(Page):
--- begin ---

Figure 19. Two views of the same object. An optical (visible light) image of a supernova remnant, the remains of a star that blew up, is shown on the left. The image on the right is of the same object, but taken with a radio telescope. This view shows more structure and the bubble shape of the gas cloud; however, it doesn't show the stars that are seen in the image on the left. This is because stars are generally not very strong radio light sources - they are usually too hot. Image from the Chandra website, NASA/CXC/SAO.

You'll want to take another look at Figure 19. The image on the left is what your eye can see, while the one on the right is a false color image based upon radio light intensities. This is similar to what you see on the local news when they show radar images of storms. In those images the maps are color coded to show the location and concentration of rain, or snow or something similar. In astronomical images from data that our eyes can't see (like most types of light), you are seeing usually a concentration or intensity of light. The actual color of the object isn't being shown, so don't expect there to be large clouds of blue, red and green material floating out in space. It is also likely that images taken with visible light telescopes are manipulated to show certain features, and they can also be enhanced in artificial ways. So basically most modern astronomy images are "altered" in various ways to help astronomers learn specific details.

A large group of radio telescopes that work as if they were one large dish is found in New Mexico at the VLA (Very Large Array- another one of those really exciting telescope names). In this case, there are 27 individual radio telescopes that can act like a single large one. Currently an even larger group of telescopes is being built in Chile. Eventually there will be 66 individual radio telescopes for the Atacama Large Millimeter/submillimeter Array (ALMA). And plans are underway to build radio telesope arrays covering even larger areas. The Square Kilometer Array will be made up of thousands of telescopes, all working together, and creating a total light collecting surface of one square kilometer. But that will take a while to build.

The Very Large Array (VLA)- Photo courtesy of Dave Finley, National Radio Astronomy Observatory and Associated Universities, Inc.

--- end ---

(Supplied data):
--- begin ---

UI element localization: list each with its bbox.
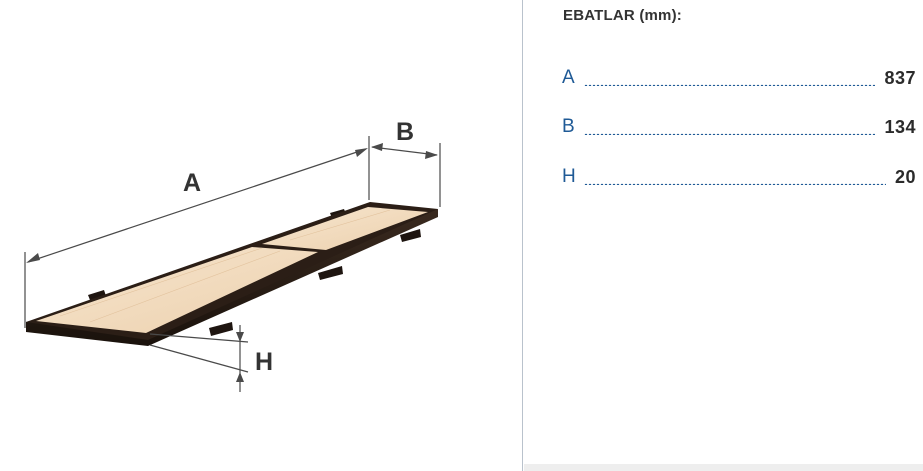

--- end ---

(Written tasks):
**A)** Do these statements agree with the passage on radio telescopes? Answer yes or no for each, quoting the deciding words. (i) The VLA in New Mexico is made up of 27 individual radio telescopes. (ii) Stars are generally strong sources of radio light. (iii) ALMA is being built in New Mexico.
**B)** According to the passage on radio telescopes, how large a total light collecting surface will the Square Kilometer Array create?
**C)** Reproduce the passage on radio telescopes word for word, beginning at the words "A large group" and stopping after "while to build.".
The material comes from a different source than the passage on radio telescopes.

(Results):
**A)**
(i) Yes: "there are 27 individual radio telescopes that can act like a single large one."
(ii) No: "stars are generally not very strong radio light sources - they are usually too hot."
(iii) No: "Currently an even larger group of telescopes is being built in Chile."

**B)** One square kilometer.

**C)**
A large group of radio telescopes that work as if they were one large dish is found in New Mexico at the VLA (Very Large Array- another one of those really exciting telescope names). In this case, there are 27 individual radio telescopes that can act like a single large one. Currently an even larger group of telescopes is being built in Chile. Eventually there will be 66 individual radio telescopes for the Atacama Large Millimeter/submillimeter Array (ALMA). And plans are underway to build radio telesope arrays covering even larger areas. The Square Kilometer Array will be made up of thousands of telescopes, all working together, and creating a total light collecting surface of one square kilometer. But that will take a while to build.